- **Passage to read**:
/---
[<prev] [next>] [<thread-prev] [thread-next>] [day] [month] [year] [list]
Message-ID: <20170804075636.GD26029@dhcp22.suse.cz>
Date: Fri, 4 Aug 2017 09:56:36 +0200
From: Michal Hocko <mhocko@...nel.org>
To: Paul Moore <paul@...l-moore.com>
Cc: Tetsuo Handa <penguin-kernel@...ove.sakura.ne.jp>, mgorman@...e.de,
linux-kernel@...r.kernel.org, linux-mm@...ck.org,
selinux@...ho.nsa.gov
Subject: Re: suspicious __GFP_NOMEMALLOC in selinux
On Thu 03-08-17 14:17:26, Paul Moore wrote:
> On Thu, Aug 3, 2017 at 7:05 AM, Michal Hocko <mhocko@...nel.org> wrote:
> > On Thu 03-08-17 19:44:46, Tetsuo Handa wrote:
[...]
> >> When allocating thread is selected as an OOM victim, it gets TIF_MEMDIE.
> >> Since that function might be called from !in_interrupt() context, it is
> >> possible that gfp_pfmemalloc_allowed() returns true due to TIF_MEMDIE and
> >> the OOM victim will dip into memory reserves even when allocation failure
> >> is not a problem.
> >
> > Yes this is possible but I do not see any major problem with that.
> > I wouldn't add __GFP_NOMEMALLOC unless there is a real runaway of some
> > sort that could be abused.
\---
- **Given records**:
/---
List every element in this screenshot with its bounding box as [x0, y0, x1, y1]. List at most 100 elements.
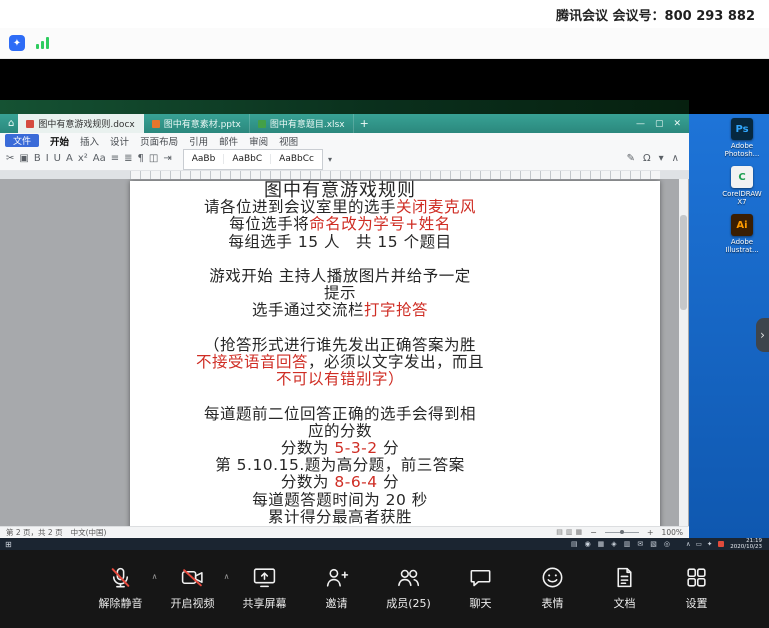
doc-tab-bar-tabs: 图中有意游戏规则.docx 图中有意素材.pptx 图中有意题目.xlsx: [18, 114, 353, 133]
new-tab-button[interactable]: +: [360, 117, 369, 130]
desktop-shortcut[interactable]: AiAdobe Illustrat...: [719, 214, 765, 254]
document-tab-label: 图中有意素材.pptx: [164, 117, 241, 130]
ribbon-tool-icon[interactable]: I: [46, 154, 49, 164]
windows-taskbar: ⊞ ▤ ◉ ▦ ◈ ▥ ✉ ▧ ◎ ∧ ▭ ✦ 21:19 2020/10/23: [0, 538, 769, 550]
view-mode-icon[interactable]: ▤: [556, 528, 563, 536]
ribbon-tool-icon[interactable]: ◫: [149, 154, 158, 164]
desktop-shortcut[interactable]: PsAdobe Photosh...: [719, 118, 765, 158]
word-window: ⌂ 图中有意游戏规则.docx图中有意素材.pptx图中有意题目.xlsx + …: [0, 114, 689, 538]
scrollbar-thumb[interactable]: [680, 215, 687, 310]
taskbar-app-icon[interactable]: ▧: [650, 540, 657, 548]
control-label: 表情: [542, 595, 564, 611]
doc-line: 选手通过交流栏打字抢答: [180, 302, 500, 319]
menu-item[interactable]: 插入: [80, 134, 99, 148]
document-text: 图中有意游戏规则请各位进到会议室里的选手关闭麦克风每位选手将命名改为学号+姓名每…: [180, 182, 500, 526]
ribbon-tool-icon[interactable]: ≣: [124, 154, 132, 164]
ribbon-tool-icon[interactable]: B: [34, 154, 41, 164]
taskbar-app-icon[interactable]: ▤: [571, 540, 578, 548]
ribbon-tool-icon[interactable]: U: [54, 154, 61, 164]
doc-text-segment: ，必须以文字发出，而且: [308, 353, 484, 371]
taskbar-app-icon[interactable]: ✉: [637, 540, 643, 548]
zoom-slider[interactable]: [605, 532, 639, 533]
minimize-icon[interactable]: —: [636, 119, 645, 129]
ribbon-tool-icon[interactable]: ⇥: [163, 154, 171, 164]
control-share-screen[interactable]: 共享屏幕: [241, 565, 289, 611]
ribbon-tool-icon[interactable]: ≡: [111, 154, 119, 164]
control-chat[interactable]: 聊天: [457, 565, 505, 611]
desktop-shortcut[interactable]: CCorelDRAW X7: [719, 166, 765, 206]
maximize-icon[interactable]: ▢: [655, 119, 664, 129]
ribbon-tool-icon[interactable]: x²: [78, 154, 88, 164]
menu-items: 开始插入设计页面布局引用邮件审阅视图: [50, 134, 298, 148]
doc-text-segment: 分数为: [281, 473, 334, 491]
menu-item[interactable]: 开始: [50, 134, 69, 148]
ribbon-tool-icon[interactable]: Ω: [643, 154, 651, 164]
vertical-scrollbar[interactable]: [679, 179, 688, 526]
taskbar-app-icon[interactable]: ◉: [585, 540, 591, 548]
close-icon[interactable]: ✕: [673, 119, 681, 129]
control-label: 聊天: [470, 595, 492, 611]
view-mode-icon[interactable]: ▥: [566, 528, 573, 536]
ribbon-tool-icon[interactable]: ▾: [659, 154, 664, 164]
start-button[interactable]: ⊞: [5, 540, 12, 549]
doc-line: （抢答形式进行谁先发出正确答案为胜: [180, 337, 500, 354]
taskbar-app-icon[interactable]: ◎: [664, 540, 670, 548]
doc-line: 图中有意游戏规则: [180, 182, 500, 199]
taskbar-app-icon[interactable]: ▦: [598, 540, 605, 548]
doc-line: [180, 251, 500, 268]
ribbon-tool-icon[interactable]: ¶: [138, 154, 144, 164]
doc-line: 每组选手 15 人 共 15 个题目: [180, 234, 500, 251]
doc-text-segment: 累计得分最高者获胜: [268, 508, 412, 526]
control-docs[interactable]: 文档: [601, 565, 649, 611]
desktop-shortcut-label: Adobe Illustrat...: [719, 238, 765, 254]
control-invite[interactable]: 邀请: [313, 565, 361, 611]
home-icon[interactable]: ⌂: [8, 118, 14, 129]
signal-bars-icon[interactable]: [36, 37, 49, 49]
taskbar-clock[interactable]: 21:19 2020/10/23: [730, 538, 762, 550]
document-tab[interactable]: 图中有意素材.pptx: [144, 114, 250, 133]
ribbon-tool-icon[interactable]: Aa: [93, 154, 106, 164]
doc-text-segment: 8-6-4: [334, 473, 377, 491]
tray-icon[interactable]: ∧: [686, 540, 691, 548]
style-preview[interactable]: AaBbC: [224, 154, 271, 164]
\---
- **The tasks**:
• 1. In the mailing-list message, what does an allocating thread get when it is selected as an OOM victim?
• 2. In the records, take the lines from the one containing "doc-tab-bar-tabs: 图中有意游戏规则.docx 图中有意素材.pptx" through the one containing "ribbon-tool-icon[interactable]: ≣: [124, 154, 132, 164]" and write them out again, switching "ribbon-tool-icon" to "ribbon-button" and changing nothing else. Give only those lines.

- **Written answers**:
• 1. TIF_MEMDIE

• 2.
doc-tab-bar-tabs: 图中有意游戏规则.docx 图中有意素材.pptx 图中有意题目.xlsx: [18, 114, 353, 133]
new-tab-button[interactable]: +: [360, 117, 369, 130]
desktop-shortcut[interactable]: AiAdobe Illustrat...: [719, 214, 765, 254]
document-tab-label: 图中有意素材.pptx: [164, 117, 241, 130]
ribbon-button[interactable]: I: [46, 154, 49, 164]
windows-taskbar: ⊞ ▤ ◉ ▦ ◈ ▥ ✉ ▧ ◎ ∧ ▭ ✦ 21:19 2020/10/23: [0, 538, 769, 550]
view-mode-icon[interactable]: ▤: [556, 528, 563, 536]
ribbon-button[interactable]: ◫: [149, 154, 158, 164]
desktop-shortcut[interactable]: PsAdobe Photosh...: [719, 118, 765, 158]
word-window: ⌂ 图中有意游戏规则.docx图中有意素材.pptx图中有意题目.xlsx + …: [0, 114, 689, 538]
scrollbar-thumb[interactable]: [680, 215, 687, 310]
taskbar-app-icon[interactable]: ▧: [650, 540, 657, 548]
control-label: 表情: [542, 595, 564, 611]
doc-line: 选手通过交流栏打字抢答: [180, 302, 500, 319]
menu-item[interactable]: 插入: [80, 134, 99, 148]
document-text: 图中有意游戏规则请各位进到会议室里的选手关闭麦克风每位选手将命名改为学号+姓名每…: [180, 182, 500, 526]
ribbon-button[interactable]: ≣: [124, 154, 132, 164]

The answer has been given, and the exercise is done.